*** Opening EXCERPT ***
Predictive Immune Modeling of Solid Tumors
08:50

Predictive Immune Modeling of Solid Tumors

Published on: February 25, 2020

Area of Science:

  • Oncology
  • Bioinformatics
  • Immunology

Background:

  • Predicting patient response to immunotherapy is a significant challenge in precision oncology.
  • Reliable biomarkers are needed to guide treatment decisions for melanoma patients.

Purpose of the Study:

  • To develop and validate machine learning models for predicting immunotherapy response in melanoma.
  • To identify key clinical, genomic, and transcriptomic features associated with treatment outcomes.

Main Methods:

  • Integrated clinical data with DNA and RNA sequencing from 229 melanoma samples.
  • Developed predictive models using machine learning on 138 samples, optimizing with SHAP (SHapley Additive exPlanations).
  • Validated the optimal random forest model on an independent cohort of 53 patients.
*** Closing EXCERPT ***
*** Opening INPUT DATA ***
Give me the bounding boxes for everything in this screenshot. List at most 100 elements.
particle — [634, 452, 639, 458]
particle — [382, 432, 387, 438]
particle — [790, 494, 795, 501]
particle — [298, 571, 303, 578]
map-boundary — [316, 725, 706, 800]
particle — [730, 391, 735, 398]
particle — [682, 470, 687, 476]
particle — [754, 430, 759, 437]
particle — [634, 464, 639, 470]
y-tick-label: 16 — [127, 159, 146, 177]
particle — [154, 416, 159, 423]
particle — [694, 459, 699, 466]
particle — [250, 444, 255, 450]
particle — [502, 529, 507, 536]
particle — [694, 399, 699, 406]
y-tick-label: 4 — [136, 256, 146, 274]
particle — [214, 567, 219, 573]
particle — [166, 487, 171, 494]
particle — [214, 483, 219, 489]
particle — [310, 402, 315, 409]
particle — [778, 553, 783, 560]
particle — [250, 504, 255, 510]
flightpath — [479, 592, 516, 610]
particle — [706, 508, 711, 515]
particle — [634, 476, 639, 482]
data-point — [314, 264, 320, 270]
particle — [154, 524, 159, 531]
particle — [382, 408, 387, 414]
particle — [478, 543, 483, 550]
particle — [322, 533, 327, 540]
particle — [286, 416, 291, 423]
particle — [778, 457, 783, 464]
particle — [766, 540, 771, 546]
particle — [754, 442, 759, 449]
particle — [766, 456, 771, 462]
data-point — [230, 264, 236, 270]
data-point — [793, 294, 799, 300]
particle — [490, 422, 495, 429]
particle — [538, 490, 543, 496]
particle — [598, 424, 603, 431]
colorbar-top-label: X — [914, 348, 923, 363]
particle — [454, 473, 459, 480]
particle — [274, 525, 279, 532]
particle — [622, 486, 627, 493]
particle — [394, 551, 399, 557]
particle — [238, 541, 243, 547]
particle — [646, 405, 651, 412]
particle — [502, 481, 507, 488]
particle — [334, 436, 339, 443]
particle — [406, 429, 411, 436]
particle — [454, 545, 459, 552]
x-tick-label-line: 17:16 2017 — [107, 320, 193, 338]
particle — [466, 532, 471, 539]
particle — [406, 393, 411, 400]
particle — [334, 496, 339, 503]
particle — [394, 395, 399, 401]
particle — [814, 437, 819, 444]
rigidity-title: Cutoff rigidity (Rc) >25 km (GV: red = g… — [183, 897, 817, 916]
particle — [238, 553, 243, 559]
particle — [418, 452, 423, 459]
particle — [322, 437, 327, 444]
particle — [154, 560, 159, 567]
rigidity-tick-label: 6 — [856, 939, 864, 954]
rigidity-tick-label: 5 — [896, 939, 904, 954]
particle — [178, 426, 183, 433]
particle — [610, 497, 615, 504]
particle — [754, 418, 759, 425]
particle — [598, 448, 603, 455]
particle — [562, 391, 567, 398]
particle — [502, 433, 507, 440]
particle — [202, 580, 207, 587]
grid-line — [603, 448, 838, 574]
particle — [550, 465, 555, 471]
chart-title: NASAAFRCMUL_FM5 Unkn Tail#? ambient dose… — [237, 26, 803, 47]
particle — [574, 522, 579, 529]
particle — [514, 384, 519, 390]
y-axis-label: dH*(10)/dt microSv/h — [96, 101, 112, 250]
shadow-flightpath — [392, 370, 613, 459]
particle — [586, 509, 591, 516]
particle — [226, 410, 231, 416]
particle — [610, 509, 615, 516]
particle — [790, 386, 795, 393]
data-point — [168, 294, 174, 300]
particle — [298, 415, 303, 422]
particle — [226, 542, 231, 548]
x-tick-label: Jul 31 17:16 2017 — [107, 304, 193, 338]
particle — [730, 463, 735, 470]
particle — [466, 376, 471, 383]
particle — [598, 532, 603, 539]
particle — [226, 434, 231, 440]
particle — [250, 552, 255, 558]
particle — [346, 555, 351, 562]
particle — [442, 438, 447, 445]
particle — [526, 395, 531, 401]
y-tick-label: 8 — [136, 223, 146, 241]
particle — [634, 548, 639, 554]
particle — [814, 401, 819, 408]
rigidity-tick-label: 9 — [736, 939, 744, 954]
*** Closing INPUT DATA ***
PROMPT 1 >> According to the study summary on immune modeling of solid tumors, how many samples were used to develop the predictive models?
PROMPT 2 >> Write a continuation of the study summary on immune modeling of solid tumors, picking up after its final sentence.

TASK RESPONSE 1 >> 138 samples.

TASK RESPONSE 2 >>
Main Results:

  • Random forest identified as the optimal classifier.
  • SHAP analysis revealed mutation features, immune cell abundance, and LAG3 expression as significant predictors of response.
  • Identified potential numerical thresholds for features differentiating good versus poor responders.

Conclusions:

  • Machine learning models integrating multi-omic data can predict immunotherapy response in melanoma.
  • Explainability methods like SHAP highlight intrinsic and extrinsic factors influencing treatment success.
  • This approach has potential for clinical translation in biomarker discovery and personalized treatment strategies.